● **Written exercise**
Transcribe every entry word for word. Skip the pictures.

● **Recorded information**
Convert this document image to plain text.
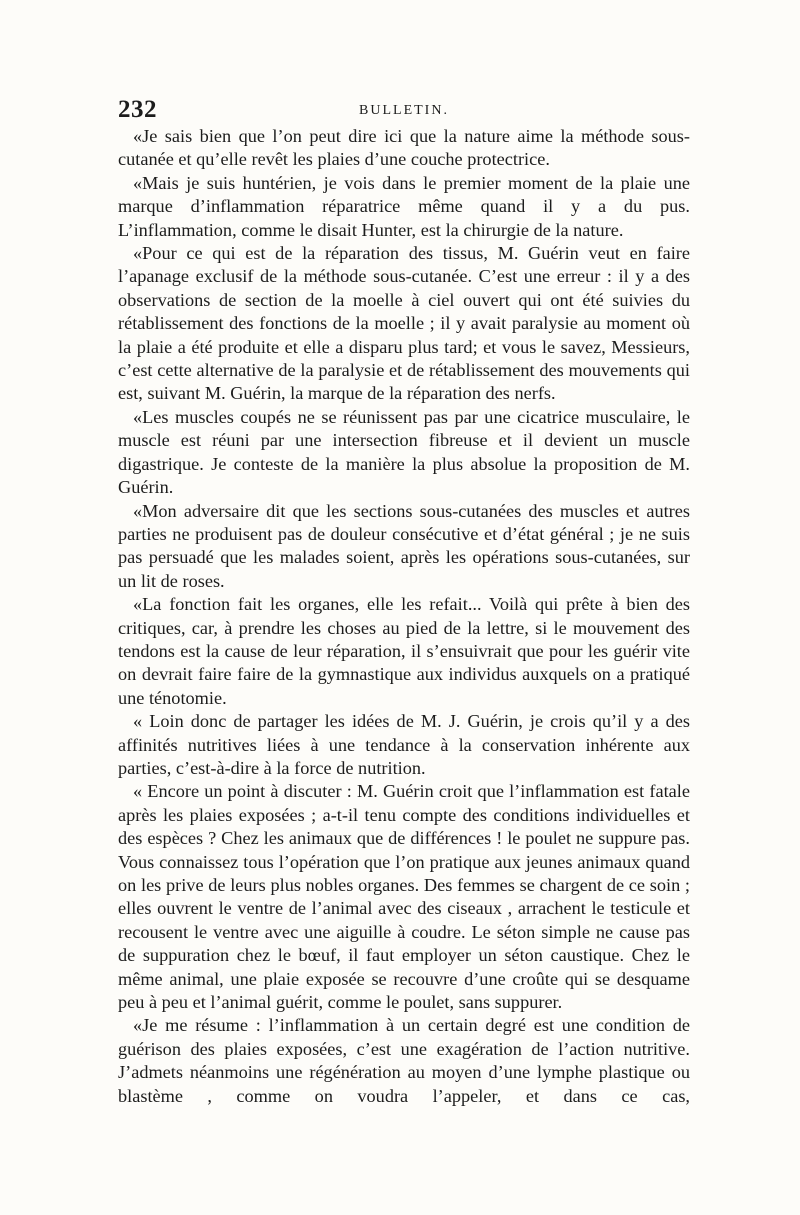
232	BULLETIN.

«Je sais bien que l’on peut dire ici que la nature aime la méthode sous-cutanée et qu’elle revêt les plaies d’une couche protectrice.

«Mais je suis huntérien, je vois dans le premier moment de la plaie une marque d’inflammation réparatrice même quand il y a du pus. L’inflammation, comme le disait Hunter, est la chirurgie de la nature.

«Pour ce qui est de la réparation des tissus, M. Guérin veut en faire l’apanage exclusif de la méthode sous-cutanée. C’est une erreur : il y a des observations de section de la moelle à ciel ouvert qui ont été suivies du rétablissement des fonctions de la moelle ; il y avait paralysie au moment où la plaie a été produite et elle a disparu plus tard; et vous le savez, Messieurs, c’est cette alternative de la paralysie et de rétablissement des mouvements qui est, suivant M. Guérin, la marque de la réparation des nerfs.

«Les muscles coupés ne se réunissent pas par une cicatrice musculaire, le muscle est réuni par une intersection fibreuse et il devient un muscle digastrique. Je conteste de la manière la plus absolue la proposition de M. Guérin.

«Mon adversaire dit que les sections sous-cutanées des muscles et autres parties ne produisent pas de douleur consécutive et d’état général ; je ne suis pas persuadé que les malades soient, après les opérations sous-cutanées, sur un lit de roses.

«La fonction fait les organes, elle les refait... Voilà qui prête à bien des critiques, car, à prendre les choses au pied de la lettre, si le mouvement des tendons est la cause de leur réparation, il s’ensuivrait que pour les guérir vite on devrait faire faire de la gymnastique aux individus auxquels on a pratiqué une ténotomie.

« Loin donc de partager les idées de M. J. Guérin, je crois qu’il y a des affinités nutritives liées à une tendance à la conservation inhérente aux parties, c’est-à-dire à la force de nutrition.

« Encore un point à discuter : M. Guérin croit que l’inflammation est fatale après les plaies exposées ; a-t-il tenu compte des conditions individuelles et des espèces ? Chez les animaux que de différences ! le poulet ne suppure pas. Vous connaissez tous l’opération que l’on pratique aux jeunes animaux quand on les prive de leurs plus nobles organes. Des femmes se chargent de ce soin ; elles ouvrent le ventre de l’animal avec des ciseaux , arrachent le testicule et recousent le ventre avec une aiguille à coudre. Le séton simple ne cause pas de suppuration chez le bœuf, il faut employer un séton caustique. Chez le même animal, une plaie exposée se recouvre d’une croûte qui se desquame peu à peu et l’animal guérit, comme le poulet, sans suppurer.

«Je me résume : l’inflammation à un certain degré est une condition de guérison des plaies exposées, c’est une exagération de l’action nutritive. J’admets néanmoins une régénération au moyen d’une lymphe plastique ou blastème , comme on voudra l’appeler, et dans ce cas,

● **Written answer**
Convert this document image to plain text.
232	BULLETIN.

«Je sais bien que l’on peut dire ici que la nature aime la méthode sous-cutanée et qu’elle revêt les plaies d’une couche protectrice.

«Mais je suis huntérien, je vois dans le premier moment de la plaie une marque d’inflammation réparatrice même quand il y a du pus. L’inflammation, comme le disait Hunter, est la chirurgie de la nature.

«Pour ce qui est de la réparation des tissus, M. Guérin veut en faire l’apanage exclusif de la méthode sous-cutanée. C’est une erreur : il y a des observations de section de la moelle à ciel ouvert qui ont été suivies du rétablissement des fonctions de la moelle ; il y avait paralysie au moment où la plaie a été produite et elle a disparu plus tard; et vous le savez, Messieurs, c’est cette alternative de la paralysie et de rétablissement des mouvements qui est, suivant M. Guérin, la marque de la réparation des nerfs.

«Les muscles coupés ne se réunissent pas par une cicatrice musculaire, le muscle est réuni par une intersection fibreuse et il devient un muscle digastrique. Je conteste de la manière la plus absolue la proposition de M. Guérin.

«Mon adversaire dit que les sections sous-cutanées des muscles et autres parties ne produisent pas de douleur consécutive et d’état général ; je ne suis pas persuadé que les malades soient, après les opérations sous-cutanées, sur un lit de roses.

«La fonction fait les organes, elle les refait... Voilà qui prête à bien des critiques, car, à prendre les choses au pied de la lettre, si le mouvement des tendons est la cause de leur réparation, il s’ensuivrait que pour les guérir vite on devrait faire faire de la gymnastique aux individus auxquels on a pratiqué une ténotomie.

« Loin donc de partager les idées de M. J. Guérin, je crois qu’il y a des affinités nutritives liées à une tendance à la conservation inhérente aux parties, c’est-à-dire à la force de nutrition.

« Encore un point à discuter : M. Guérin croit que l’inflammation est fatale après les plaies exposées ; a-t-il tenu compte des conditions individuelles et des espèces ? Chez les animaux que de différences ! le poulet ne suppure pas. Vous connaissez tous l’opération que l’on pratique aux jeunes animaux quand on les prive de leurs plus nobles organes. Des femmes se chargent de ce soin ; elles ouvrent le ventre de l’animal avec des ciseaux , arrachent le testicule et recousent le ventre avec une aiguille à coudre. Le séton simple ne cause pas de suppuration chez le bœuf, il faut employer un séton caustique. Chez le même animal, une plaie exposée se recouvre d’une croûte qui se desquame peu à peu et l’animal guérit, comme le poulet, sans suppurer.

«Je me résume : l’inflammation à un certain degré est une condition de guérison des plaies exposées, c’est une exagération de l’action nutritive. J’admets néanmoins une régénération au moyen d’une lymphe plastique ou blastème , comme on voudra l’appeler, et dans ce cas,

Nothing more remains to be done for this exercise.